* Direction *
Pull out every line containing the string "JSON".

* Exercise materials *
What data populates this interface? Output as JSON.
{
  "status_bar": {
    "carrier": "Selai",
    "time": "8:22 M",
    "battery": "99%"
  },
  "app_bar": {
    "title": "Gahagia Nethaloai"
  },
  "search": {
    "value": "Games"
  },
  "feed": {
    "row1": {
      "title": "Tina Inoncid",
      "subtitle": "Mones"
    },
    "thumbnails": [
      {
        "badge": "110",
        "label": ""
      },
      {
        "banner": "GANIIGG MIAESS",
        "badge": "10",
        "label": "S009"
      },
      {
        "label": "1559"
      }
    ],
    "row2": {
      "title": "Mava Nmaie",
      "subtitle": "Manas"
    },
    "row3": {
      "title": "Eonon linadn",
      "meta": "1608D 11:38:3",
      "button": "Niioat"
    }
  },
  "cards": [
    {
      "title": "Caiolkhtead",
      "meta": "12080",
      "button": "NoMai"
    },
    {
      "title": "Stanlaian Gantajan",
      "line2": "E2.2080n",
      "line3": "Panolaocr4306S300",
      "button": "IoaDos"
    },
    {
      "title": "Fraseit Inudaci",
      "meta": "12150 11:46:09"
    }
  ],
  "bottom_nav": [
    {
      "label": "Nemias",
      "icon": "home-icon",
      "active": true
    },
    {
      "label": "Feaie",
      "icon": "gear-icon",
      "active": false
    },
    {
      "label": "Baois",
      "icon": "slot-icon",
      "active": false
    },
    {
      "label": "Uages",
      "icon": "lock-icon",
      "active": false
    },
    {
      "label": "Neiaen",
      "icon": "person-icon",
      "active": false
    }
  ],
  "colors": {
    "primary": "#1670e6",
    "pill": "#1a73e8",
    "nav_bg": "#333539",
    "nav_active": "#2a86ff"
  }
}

--

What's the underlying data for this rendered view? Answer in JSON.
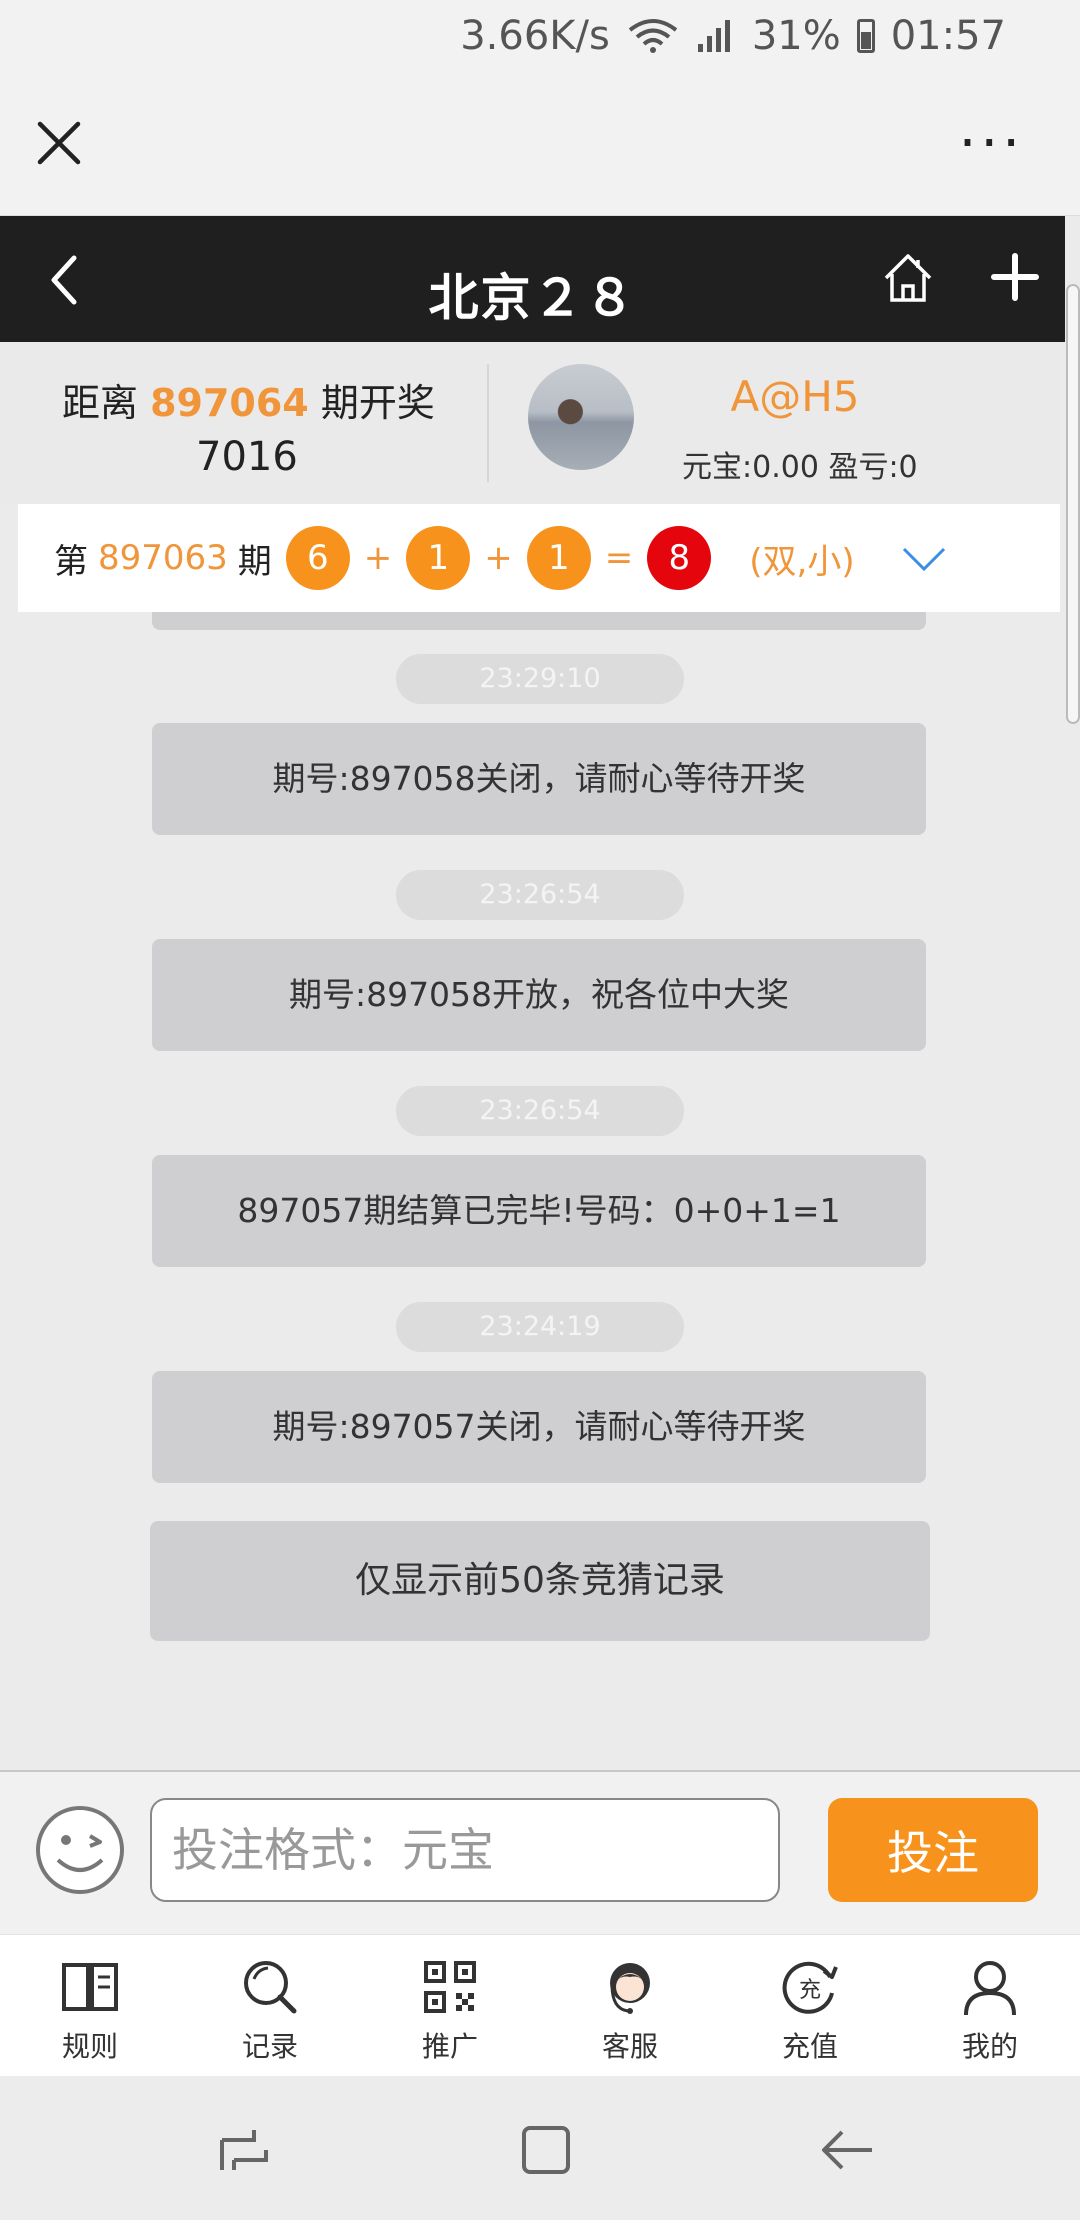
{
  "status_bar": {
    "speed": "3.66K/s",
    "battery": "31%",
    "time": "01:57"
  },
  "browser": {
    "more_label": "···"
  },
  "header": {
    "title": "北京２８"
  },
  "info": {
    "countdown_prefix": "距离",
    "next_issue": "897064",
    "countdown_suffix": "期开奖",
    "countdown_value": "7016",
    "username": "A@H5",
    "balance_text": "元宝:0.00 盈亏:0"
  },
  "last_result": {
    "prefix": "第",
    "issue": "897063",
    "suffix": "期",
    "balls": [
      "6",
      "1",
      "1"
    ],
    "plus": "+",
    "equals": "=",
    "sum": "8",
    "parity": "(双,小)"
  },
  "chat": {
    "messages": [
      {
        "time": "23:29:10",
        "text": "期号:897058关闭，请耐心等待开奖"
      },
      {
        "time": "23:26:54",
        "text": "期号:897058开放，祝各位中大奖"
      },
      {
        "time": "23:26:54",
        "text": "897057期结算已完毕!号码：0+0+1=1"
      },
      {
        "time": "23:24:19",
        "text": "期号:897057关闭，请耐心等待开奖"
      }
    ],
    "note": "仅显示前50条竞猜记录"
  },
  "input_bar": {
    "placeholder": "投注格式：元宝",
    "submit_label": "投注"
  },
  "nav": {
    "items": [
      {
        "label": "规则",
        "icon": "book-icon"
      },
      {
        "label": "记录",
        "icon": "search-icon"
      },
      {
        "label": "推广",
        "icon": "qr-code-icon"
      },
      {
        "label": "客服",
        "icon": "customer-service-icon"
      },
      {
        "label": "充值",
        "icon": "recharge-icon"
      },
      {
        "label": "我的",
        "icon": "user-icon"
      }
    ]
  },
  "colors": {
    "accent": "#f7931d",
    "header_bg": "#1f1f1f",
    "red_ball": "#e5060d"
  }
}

* Reply to the task *
What data populates this interface? Output as JSON.
What's the underlying data for this rendered view? Answer in JSON.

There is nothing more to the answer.